#### SHORT EXERCISE:
Pull out each line below that contains the string "sites". Letter case must match.

#### DATA SECTION:
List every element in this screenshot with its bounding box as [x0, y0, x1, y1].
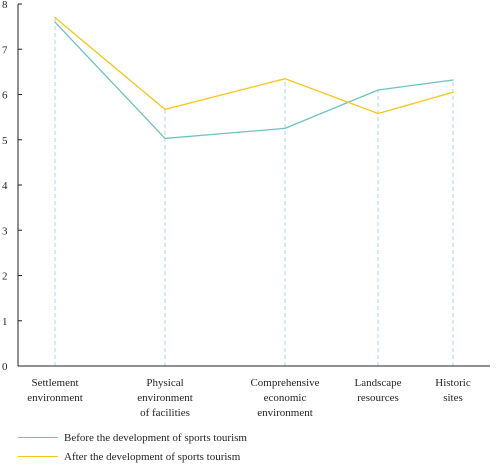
- x-axis-category-labels: Settlement environment Physical environment…: [27, 377, 471, 419]
- y-tick-label: 5: [2, 135, 8, 147]
- x-category-label-line: Historic: [435, 377, 471, 389]
- y-tick-label: 6: [2, 90, 8, 102]
- series-point: [54, 17, 56, 19]
- x-category-label-line: environment: [137, 392, 193, 404]
- x-category-label: Historic sites: [435, 377, 471, 404]
- series-point: [377, 89, 379, 91]
- data-series: [54, 17, 454, 140]
- series-point: [452, 91, 454, 93]
- y-tick-label: 0: [2, 361, 8, 373]
- x-category-label-line: environment: [27, 392, 83, 404]
- series-point: [164, 137, 166, 139]
- series-point: [284, 127, 286, 129]
- y-tick-label: 8: [2, 0, 8, 11]
- x-category-label-line: economic: [264, 392, 307, 404]
- series-point: [164, 108, 166, 110]
- x-category-label-line: Landscape: [354, 377, 401, 389]
- series-point: [452, 79, 454, 81]
- x-category-label-line: resources: [357, 392, 399, 404]
- x-category-label-line: Settlement: [31, 377, 78, 389]
- y-tick-label: 2: [2, 271, 8, 283]
- line-chart: 0 1 2 3 4 5 6 7 8 Settlement environment Physical e…: [2, 0, 490, 419]
- x-category-label: Physical environment of facilities: [137, 377, 193, 419]
- y-tick-label: 1: [2, 316, 8, 328]
- y-axis-ticks: 0 1 2 3 4 5 6 7 8: [2, 0, 22, 373]
- x-category-label: Comprehensive economic environment: [250, 377, 319, 419]
- legend: Before the development of sports tourism…: [18, 428, 247, 466]
- series-line-1: [54, 17, 454, 115]
- x-category-label-line: Comprehensive: [250, 377, 319, 389]
- legend-item-after: After the development of sports tourism: [18, 447, 247, 466]
- series-point: [377, 112, 379, 115]
- y-tick-label: 4: [2, 180, 8, 192]
- legend-label-after: After the development of sports tourism: [64, 450, 241, 463]
- x-category-label: Landscape resources: [354, 377, 401, 404]
- series-point: [284, 78, 286, 80]
- series-point: [54, 21, 56, 23]
- series-line-0: [54, 21, 454, 140]
- vertical-guide-lines: [54, 17, 454, 366]
- y-tick-label: 3: [2, 225, 8, 237]
- y-tick-label: 7: [2, 44, 8, 56]
- x-category-label-line: of facilities: [140, 407, 190, 419]
- x-category-label-line: environment: [257, 407, 313, 419]
- legend-swatch-after: [18, 456, 58, 457]
- x-category-label-line: Physical: [146, 377, 183, 389]
- x-category-label: Settlement environment: [27, 377, 83, 404]
- legend-swatch-before: [18, 437, 58, 438]
- x-category-label-line: sites: [443, 392, 463, 404]
- legend-item-before: Before the development of sports tourism: [18, 428, 247, 447]
- legend-label-before: Before the development of sports tourism: [64, 431, 247, 444]
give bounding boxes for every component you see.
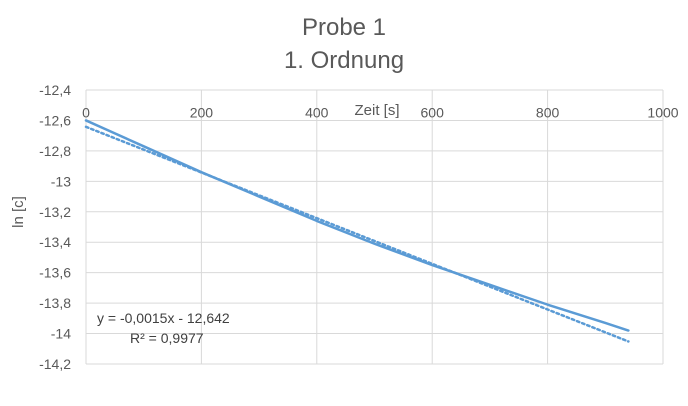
x-tick-label: 200 <box>190 104 214 120</box>
trendline <box>84 125 630 343</box>
x-tick-label: 400 <box>305 104 329 120</box>
y-tick-label: -13 <box>51 173 71 189</box>
x-tick-label: 0 <box>82 104 90 120</box>
y-axis-title: ln [c] <box>10 196 27 228</box>
series-line <box>84 119 630 332</box>
tick-layer: -12,4 -12,6 -12,8 -13 -13,2 -13,4 -13,6 -13,8 -1… <box>39 82 679 372</box>
x-tick-label: 800 <box>536 104 560 120</box>
y-tick-label: -12,4 <box>39 82 71 98</box>
y-tick-label: -13,4 <box>39 234 71 250</box>
series-layer <box>84 119 630 332</box>
y-tick-label: -14 <box>51 326 71 342</box>
chart-title: Probe 1 <box>302 14 386 41</box>
trendline-r-squared: R² = 0,9977 <box>130 330 204 346</box>
y-tick-label: -13,6 <box>39 265 71 281</box>
y-tick-label: -12,8 <box>39 143 71 159</box>
y-tick-label: -13,8 <box>39 295 71 311</box>
y-tick-label: -12,6 <box>39 112 71 128</box>
x-tick-label: 1000 <box>647 104 678 120</box>
x-axis-title: Zeit [s] <box>354 102 399 119</box>
chart-subtitle: 1. Ordnung <box>284 47 404 74</box>
y-tick-label: -13,2 <box>39 204 71 220</box>
y-tick-label: -14,2 <box>39 356 71 372</box>
x-tick-label: 600 <box>421 104 445 120</box>
trend-layer <box>84 125 630 343</box>
trendline-equation: y = -0,0015x - 12,642 <box>97 310 230 326</box>
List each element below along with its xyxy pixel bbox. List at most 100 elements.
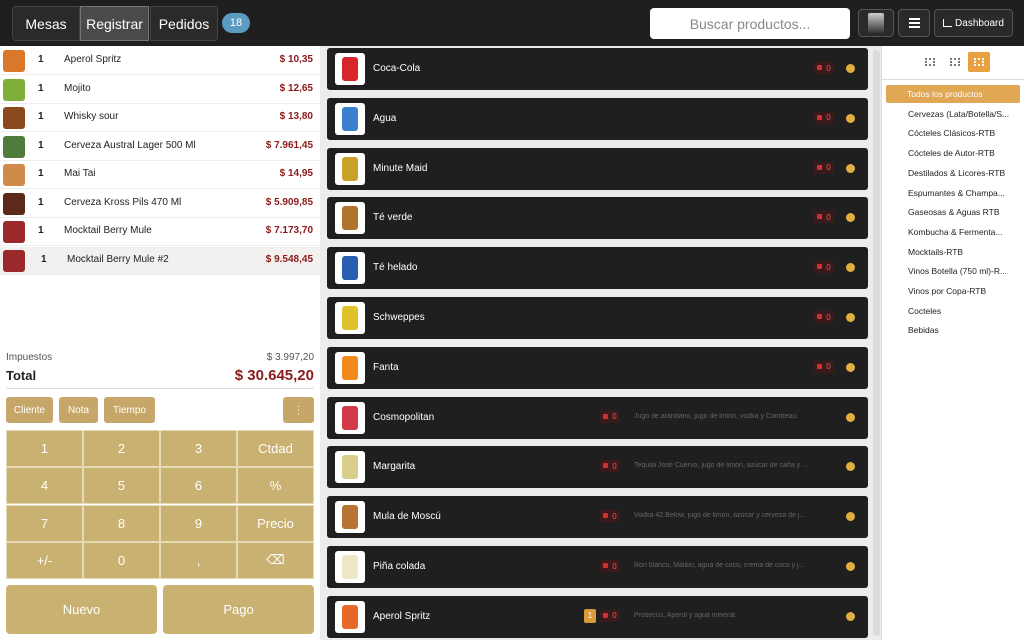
tab-button[interactable]: Pedidos [150,6,218,41]
keypad-key[interactable]: 2 [83,430,160,467]
stock-icon [603,413,608,419]
stock-icon [817,214,822,220]
product-row[interactable]: Margarita 0 Tequila José Cuervo, jugo de l… [327,446,868,489]
category-item[interactable]: Mocktails-RTB [908,246,964,257]
keypad-key[interactable]: 0 [83,541,160,579]
keypad-key[interactable]: Ctdad [237,430,314,467]
product-row[interactable]: Mula de Moscú 0 Vodka 42 Below, jugo de li… [327,496,868,539]
product-row[interactable]: Fanta 0 [327,346,868,389]
keypad-key[interactable]: 7 [6,504,83,542]
info-icon[interactable] [846,313,855,322]
category-item[interactable]: Kombucha & Fermenta... [908,226,1003,237]
order-line-name: Whisky sour [64,111,119,122]
order-line-qty: 1 [38,196,44,208]
order-line[interactable]: 1 Cerveza Austral Lager 500 Ml $ 7.961,45 [0,132,320,161]
taxes-value: $ 3.997,20 [266,352,314,363]
category-item[interactable]: Gaseosas & Aguas RTB [908,207,1000,218]
category-item[interactable]: Todos los productos [886,85,1020,103]
keypad-key[interactable]: , [160,541,237,579]
category-item[interactable]: Vinos por Copa-RTB [908,286,987,296]
order-line[interactable]: 1 Mai Tai $ 14,95 [0,161,320,189]
primary-button[interactable]: Nuevo [6,585,157,634]
order-line[interactable]: 1 Mocktail Berry Mule #2 $ 9.548,45 [0,246,320,275]
product-row[interactable]: Té helado 0 [327,247,868,290]
action-button[interactable]: Tiempo [104,397,155,423]
info-icon[interactable] [846,562,855,571]
product-row[interactable]: Coca-Cola 0 [327,48,868,90]
product-name: Cosmopolitan [373,411,435,423]
product-name: Mula de Moscú [373,511,441,523]
info-icon[interactable] [846,362,855,372]
stock-value: 0 [826,163,831,173]
info-icon[interactable] [846,512,855,522]
category-item[interactable]: Vinos Botella (750 ml)-R... [908,266,1008,277]
info-icon[interactable] [846,113,855,123]
order-line[interactable]: 1 Aperol Spritz $ 10,35 [0,47,320,75]
info-icon[interactable] [846,263,855,273]
stock-value: 0 [612,461,617,471]
product-row[interactable]: Agua 0 [327,97,868,140]
keypad-key[interactable]: 1 [6,430,83,467]
tab-button[interactable]: Registrar [80,6,149,41]
user-button[interactable] [858,9,894,37]
product-row[interactable]: Schweppes 0 [327,297,868,339]
action-button[interactable]: Cliente [6,397,53,423]
keypad-key[interactable]: +/- [6,541,83,579]
info-icon[interactable] [846,462,855,472]
info-icon[interactable] [846,163,855,173]
view-toggle[interactable] [919,52,941,72]
keypad-key[interactable]: 3 [160,430,237,467]
keypad-key[interactable]: 9 [160,504,237,542]
category-item[interactable]: Destilados & Licores-RTB [908,167,1006,178]
order-line-name: Mojito [64,82,91,94]
primary-button[interactable]: Pago [163,585,314,634]
product-row[interactable]: Minute Maid 0 [327,147,868,190]
category-item[interactable]: Bebidas [908,325,939,336]
stock-icon [817,314,822,319]
keypad-key[interactable]: % [237,467,314,505]
order-line-qty: 1 [38,54,44,65]
order-line[interactable]: 1 Whisky sour $ 13,80 [0,104,320,132]
info-icon[interactable] [846,213,855,223]
keypad-key[interactable]: 6 [160,467,237,505]
keypad-key[interactable]: 5 [83,467,160,505]
product-image-fill [342,355,358,380]
stock-value: 0 [826,262,831,272]
dashboard-button[interactable]: Dashboard [934,9,1013,37]
product-image-fill [342,106,358,131]
stock-value: 0 [612,561,617,571]
order-line-price: $ 13,80 [279,111,313,122]
stock-badge: 0 [814,211,834,224]
view-toggle[interactable] [944,52,966,72]
stock-icon [817,164,822,170]
info-icon[interactable] [846,412,855,422]
product-row[interactable]: Aperol Spritz 0 1 Prosecco, Aperol y agua m… [327,595,868,638]
info-icon[interactable] [846,611,855,621]
product-row[interactable]: Cosmopolitan 0 Jugo de arándano, jugo de l… [327,396,868,439]
view-toggle[interactable] [968,52,990,72]
stock-value: 0 [826,113,831,123]
menu-button[interactable] [898,9,930,37]
action-button[interactable]: ⋮ [283,397,314,423]
product-row[interactable]: Té verde 0 [327,197,868,240]
stock-icon [603,563,608,568]
category-item[interactable]: Espumantes & Champa... [908,187,1005,198]
category-item[interactable]: Cocteles [908,305,942,316]
tab-button[interactable]: Mesas [12,6,80,41]
order-line[interactable]: 1 Cerveza Kross Pils 470 Ml $ 5.909,85 [0,189,320,218]
search-input[interactable]: Buscar productos... [650,8,850,39]
category-item[interactable]: Cócteles de Autor-RTB [908,148,995,159]
order-line[interactable]: 1 Mojito $ 12,65 [0,75,320,104]
keypad-key[interactable]: Precio [237,504,314,542]
keypad-key[interactable]: 8 [83,504,160,542]
keypad-key[interactable]: 4 [6,467,83,505]
action-button[interactable]: Nota [59,397,98,423]
stock-icon [603,612,608,618]
category-item[interactable]: Cervezas (Lata/Botella/S... [908,108,1010,119]
keypad-key[interactable]: ⌫ [237,541,314,579]
order-line[interactable]: 1 Mocktail Berry Mule $ 7.173,70 [0,218,320,246]
product-row[interactable]: Piña colada 0 Ron blanco, Malibú, agua de … [327,546,868,588]
info-icon[interactable] [846,64,855,73]
category-item[interactable]: Cócteles Clásicos-RTB [908,128,996,139]
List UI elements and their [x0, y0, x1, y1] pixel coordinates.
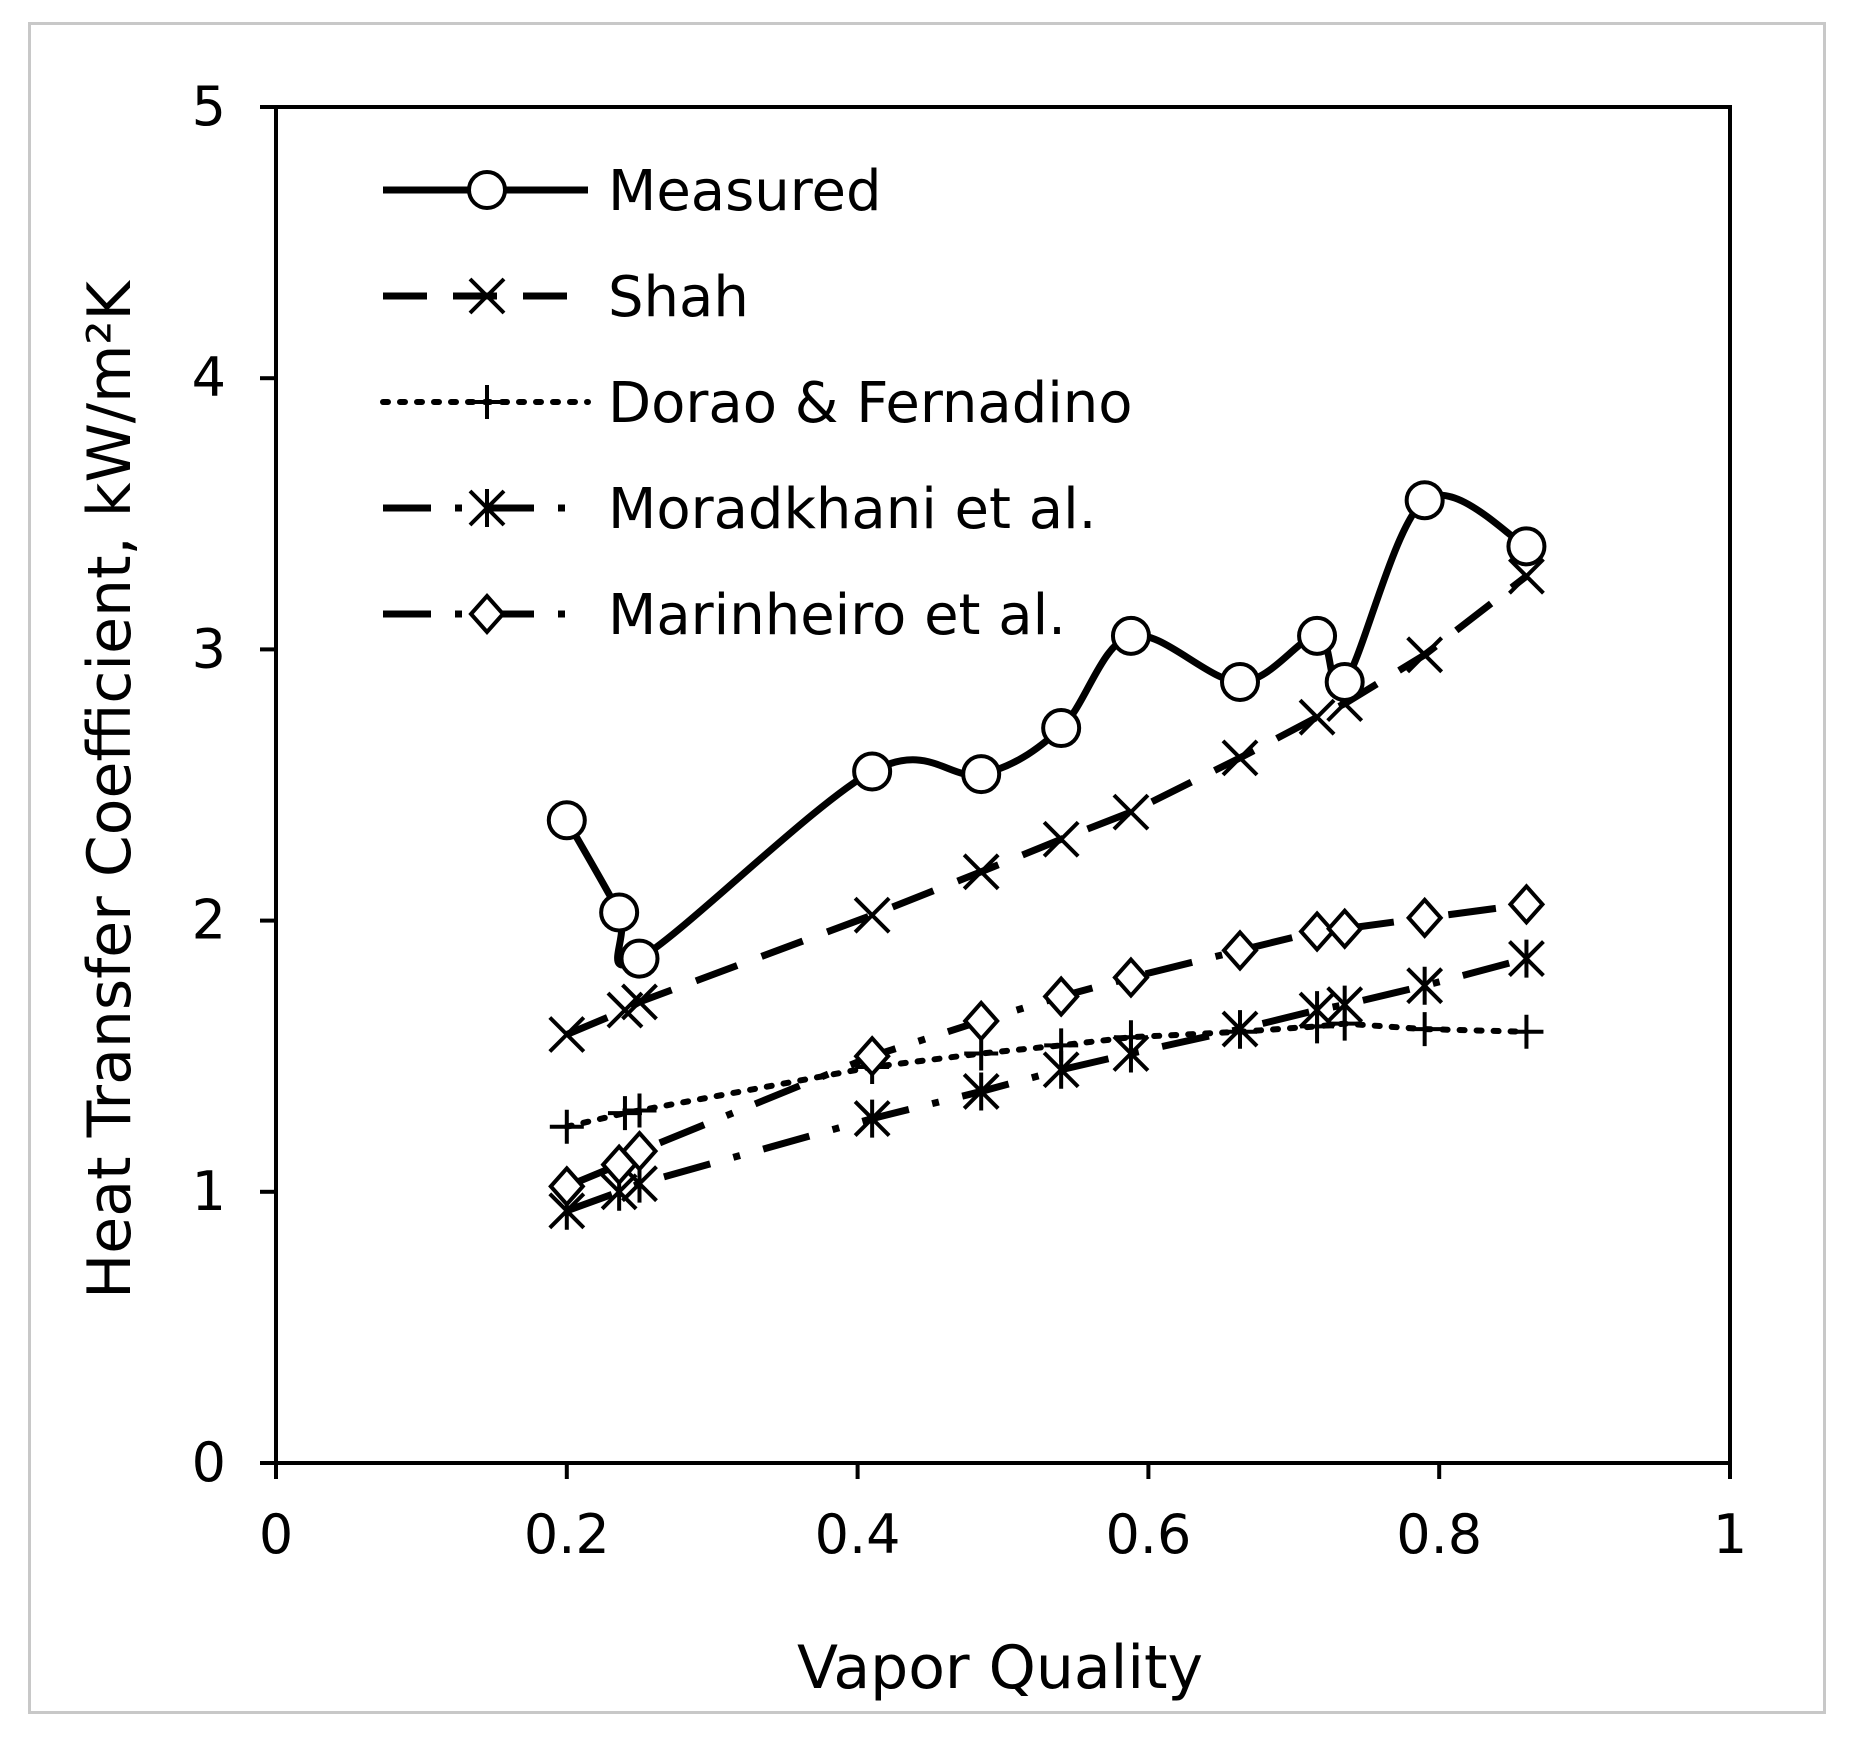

#### RESULT FOR THIS EXERCISE:
- x-category-label: Historic sites: [435, 377, 471, 404]
- x-category-label-line: sites: [443, 392, 463, 404]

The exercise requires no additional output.